What you have to do: Go through the entries below and write each one out exactly.

━━━ Material shown

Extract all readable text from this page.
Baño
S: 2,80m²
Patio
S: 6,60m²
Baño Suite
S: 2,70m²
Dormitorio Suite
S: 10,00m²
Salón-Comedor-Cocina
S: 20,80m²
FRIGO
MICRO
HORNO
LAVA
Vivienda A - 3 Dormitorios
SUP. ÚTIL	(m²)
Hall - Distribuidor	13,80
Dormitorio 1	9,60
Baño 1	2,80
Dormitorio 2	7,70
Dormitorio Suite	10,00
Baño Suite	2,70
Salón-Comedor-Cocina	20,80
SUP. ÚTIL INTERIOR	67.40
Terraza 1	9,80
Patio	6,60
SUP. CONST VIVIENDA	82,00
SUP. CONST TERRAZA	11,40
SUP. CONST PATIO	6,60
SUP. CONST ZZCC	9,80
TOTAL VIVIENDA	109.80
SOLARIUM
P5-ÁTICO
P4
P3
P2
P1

━━━━━━

Full answer:
Extract all readable text from this page.
Baño
S: 2,80m²
Patio
S: 6,60m²
Baño Suite
S: 2,70m²
Dormitorio Suite
S: 10,00m²
Salón-Comedor-Cocina
S: 20,80m²
FRIGO
MICRO
HORNO
LAVA
Vivienda A - 3 Dormitorios
SUP. ÚTIL	(m²)
Hall - Distribuidor	13,80
Dormitorio 1	9,60
Baño 1	2,80
Dormitorio 2	7,70
Dormitorio Suite	10,00
Baño Suite	2,70
Salón-Comedor-Cocina	20,80
SUP. ÚTIL INTERIOR	67.40
Terraza 1	9,80
Patio	6,60
SUP. CONST VIVIENDA	82,00
SUP. CONST TERRAZA	11,40
SUP. CONST PATIO	6,60
SUP. CONST ZZCC	9,80
TOTAL VIVIENDA	109.80
SOLARIUM
P5-ÁTICO
P4
P3
P2
P1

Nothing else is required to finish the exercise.